● **Exercise prompt**: Show each line of the data below that has the string "true" in it.

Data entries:

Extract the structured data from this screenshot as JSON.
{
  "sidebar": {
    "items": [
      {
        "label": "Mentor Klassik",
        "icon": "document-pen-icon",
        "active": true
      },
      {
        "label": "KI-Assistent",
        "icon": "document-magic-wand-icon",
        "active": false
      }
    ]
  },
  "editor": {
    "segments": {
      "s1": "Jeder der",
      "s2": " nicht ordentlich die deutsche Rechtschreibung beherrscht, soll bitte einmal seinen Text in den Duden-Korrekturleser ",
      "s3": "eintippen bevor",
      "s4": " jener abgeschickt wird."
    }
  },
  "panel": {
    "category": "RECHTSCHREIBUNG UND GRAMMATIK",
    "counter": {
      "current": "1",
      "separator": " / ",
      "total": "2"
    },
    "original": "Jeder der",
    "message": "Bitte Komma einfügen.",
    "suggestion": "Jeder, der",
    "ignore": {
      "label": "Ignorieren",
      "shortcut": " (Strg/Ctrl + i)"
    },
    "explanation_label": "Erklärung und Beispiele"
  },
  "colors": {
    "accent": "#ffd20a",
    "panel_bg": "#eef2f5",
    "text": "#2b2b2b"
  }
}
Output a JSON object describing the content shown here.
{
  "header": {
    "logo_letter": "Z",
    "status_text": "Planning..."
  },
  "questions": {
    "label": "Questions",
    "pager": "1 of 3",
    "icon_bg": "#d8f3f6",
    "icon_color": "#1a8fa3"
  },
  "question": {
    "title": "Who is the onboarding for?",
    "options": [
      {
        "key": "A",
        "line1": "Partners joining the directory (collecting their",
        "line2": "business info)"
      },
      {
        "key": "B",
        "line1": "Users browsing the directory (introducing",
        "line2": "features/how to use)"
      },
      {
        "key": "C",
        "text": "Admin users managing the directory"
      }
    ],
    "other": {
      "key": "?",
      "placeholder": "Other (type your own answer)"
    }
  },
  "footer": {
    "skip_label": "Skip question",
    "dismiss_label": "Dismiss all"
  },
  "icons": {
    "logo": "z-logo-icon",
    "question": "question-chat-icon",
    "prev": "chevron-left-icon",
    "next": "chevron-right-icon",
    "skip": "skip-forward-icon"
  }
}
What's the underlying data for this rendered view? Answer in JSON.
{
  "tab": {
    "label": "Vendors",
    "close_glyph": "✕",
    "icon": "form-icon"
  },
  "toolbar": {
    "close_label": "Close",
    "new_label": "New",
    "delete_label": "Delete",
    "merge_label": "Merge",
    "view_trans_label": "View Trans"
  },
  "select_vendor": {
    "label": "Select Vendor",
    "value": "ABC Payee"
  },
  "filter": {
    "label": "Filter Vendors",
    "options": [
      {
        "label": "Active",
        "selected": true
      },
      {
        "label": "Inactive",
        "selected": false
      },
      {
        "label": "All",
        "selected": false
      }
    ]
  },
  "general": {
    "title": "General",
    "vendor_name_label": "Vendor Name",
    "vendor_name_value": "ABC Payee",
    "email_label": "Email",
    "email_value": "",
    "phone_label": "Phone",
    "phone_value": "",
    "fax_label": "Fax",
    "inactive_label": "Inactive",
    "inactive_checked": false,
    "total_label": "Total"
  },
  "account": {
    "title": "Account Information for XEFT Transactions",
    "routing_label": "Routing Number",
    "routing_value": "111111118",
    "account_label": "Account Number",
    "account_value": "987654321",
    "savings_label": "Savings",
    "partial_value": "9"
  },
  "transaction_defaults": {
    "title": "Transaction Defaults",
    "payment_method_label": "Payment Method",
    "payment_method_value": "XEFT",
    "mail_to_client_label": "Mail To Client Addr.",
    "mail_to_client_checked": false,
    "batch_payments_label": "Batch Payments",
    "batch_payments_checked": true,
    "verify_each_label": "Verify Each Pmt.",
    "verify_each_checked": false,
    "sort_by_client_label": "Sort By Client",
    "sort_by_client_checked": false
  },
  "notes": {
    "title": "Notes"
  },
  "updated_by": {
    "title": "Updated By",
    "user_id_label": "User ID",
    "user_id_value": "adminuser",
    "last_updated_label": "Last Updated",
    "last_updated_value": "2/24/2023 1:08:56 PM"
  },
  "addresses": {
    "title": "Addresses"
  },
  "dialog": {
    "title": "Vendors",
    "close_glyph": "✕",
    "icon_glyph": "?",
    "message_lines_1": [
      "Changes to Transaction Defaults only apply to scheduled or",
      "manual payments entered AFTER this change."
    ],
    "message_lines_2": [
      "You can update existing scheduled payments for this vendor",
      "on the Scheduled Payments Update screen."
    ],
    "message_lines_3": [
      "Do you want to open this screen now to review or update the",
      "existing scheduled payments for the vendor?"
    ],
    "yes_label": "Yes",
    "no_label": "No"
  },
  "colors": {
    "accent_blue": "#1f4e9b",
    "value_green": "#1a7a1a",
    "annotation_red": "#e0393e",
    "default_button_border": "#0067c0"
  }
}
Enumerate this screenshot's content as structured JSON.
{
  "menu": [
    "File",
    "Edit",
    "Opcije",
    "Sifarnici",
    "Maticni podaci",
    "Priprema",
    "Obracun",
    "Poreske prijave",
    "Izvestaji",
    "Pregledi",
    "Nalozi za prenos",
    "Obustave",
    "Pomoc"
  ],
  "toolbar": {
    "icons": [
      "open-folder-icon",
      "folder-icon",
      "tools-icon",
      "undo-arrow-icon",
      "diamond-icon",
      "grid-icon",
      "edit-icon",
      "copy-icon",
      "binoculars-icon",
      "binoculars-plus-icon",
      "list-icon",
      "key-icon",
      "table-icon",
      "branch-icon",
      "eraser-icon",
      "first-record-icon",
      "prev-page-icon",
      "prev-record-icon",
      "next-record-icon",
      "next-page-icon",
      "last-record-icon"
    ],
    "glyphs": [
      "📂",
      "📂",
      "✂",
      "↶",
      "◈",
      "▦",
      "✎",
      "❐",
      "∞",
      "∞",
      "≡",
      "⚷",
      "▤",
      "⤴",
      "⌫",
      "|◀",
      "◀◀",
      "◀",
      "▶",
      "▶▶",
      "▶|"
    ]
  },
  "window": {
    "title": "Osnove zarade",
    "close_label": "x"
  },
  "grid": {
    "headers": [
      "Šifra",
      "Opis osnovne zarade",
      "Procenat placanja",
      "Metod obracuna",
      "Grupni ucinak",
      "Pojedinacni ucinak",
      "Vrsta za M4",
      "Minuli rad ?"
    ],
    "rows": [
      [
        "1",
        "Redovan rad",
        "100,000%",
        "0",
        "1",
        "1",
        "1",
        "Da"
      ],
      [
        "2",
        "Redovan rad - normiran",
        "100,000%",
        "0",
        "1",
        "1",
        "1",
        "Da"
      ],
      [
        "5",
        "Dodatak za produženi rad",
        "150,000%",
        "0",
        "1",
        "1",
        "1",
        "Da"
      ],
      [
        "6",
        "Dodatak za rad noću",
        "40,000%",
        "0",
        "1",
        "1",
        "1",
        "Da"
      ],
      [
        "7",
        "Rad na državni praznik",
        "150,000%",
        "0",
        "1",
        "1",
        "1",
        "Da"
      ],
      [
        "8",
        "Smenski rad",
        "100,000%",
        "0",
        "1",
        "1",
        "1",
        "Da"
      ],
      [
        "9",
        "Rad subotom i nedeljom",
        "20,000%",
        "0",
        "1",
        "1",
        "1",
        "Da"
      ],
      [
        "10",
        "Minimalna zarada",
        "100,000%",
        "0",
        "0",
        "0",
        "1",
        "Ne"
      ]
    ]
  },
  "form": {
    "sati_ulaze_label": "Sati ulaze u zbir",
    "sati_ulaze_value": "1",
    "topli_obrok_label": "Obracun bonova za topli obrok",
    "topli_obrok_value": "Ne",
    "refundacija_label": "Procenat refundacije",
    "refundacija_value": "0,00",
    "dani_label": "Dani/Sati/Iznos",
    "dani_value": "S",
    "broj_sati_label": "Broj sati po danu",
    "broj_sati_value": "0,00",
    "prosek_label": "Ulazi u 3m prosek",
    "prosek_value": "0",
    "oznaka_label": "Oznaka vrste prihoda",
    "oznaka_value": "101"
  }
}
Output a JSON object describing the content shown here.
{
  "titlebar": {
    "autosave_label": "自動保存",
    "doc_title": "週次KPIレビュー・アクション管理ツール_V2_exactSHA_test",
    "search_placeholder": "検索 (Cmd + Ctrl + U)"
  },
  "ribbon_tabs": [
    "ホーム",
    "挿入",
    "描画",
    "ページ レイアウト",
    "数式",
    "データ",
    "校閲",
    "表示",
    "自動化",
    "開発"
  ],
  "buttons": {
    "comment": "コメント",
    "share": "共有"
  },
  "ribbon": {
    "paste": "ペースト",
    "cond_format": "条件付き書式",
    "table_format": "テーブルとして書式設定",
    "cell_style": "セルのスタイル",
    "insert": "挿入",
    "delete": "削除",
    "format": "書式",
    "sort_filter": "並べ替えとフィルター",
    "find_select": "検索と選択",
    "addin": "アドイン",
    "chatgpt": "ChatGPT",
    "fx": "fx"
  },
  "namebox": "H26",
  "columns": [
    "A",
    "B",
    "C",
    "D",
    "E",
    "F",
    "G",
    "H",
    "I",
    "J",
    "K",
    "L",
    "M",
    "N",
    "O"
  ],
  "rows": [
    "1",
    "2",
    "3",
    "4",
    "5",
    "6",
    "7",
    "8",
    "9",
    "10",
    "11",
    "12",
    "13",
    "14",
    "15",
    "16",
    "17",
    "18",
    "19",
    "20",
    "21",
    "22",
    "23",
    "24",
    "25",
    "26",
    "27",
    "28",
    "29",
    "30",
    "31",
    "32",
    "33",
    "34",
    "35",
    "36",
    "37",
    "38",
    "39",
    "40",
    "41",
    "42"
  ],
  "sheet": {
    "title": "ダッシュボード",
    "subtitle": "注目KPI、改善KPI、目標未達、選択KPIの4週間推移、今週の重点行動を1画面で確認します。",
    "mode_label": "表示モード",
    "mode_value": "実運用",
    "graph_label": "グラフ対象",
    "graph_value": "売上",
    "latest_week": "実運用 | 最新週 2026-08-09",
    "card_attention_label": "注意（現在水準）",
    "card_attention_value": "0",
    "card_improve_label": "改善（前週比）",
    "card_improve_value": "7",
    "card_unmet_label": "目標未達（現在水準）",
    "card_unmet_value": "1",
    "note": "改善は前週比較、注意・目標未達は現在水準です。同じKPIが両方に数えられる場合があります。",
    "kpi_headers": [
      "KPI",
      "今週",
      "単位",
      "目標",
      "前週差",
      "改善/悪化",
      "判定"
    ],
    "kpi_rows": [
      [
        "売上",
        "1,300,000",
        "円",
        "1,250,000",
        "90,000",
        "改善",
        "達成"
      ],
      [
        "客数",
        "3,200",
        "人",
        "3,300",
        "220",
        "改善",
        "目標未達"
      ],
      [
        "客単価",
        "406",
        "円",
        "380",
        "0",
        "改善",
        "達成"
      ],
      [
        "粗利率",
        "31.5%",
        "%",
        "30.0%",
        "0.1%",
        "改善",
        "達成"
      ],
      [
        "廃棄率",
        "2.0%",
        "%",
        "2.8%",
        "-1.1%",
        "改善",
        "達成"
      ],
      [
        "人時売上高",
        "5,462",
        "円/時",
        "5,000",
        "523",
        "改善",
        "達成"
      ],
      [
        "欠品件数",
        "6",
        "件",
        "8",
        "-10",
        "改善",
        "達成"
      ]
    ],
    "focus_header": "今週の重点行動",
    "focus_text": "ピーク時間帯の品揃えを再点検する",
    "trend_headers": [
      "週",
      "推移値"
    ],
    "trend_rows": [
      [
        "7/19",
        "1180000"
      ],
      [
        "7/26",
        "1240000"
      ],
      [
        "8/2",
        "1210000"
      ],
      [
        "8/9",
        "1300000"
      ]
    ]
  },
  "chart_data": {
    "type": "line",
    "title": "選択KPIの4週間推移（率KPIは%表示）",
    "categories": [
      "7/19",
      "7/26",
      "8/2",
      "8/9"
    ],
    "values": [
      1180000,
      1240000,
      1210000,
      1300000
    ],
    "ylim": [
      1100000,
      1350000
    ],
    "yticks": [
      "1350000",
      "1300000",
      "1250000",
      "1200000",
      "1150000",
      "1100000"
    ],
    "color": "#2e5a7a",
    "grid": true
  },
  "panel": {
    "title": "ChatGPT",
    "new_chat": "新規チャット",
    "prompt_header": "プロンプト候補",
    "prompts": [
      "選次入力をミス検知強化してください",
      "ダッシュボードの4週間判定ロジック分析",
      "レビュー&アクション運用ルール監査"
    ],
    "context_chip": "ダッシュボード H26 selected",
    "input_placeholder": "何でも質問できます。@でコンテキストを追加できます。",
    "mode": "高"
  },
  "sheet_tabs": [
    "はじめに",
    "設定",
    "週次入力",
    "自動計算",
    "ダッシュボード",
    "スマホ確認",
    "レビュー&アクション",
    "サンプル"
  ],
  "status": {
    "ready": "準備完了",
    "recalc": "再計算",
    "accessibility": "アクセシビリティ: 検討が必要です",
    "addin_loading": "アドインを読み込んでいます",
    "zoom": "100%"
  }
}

● **Result of this task**:
        "active": true
        "selected": true
    "batch_payments_checked": true,
    "grid": true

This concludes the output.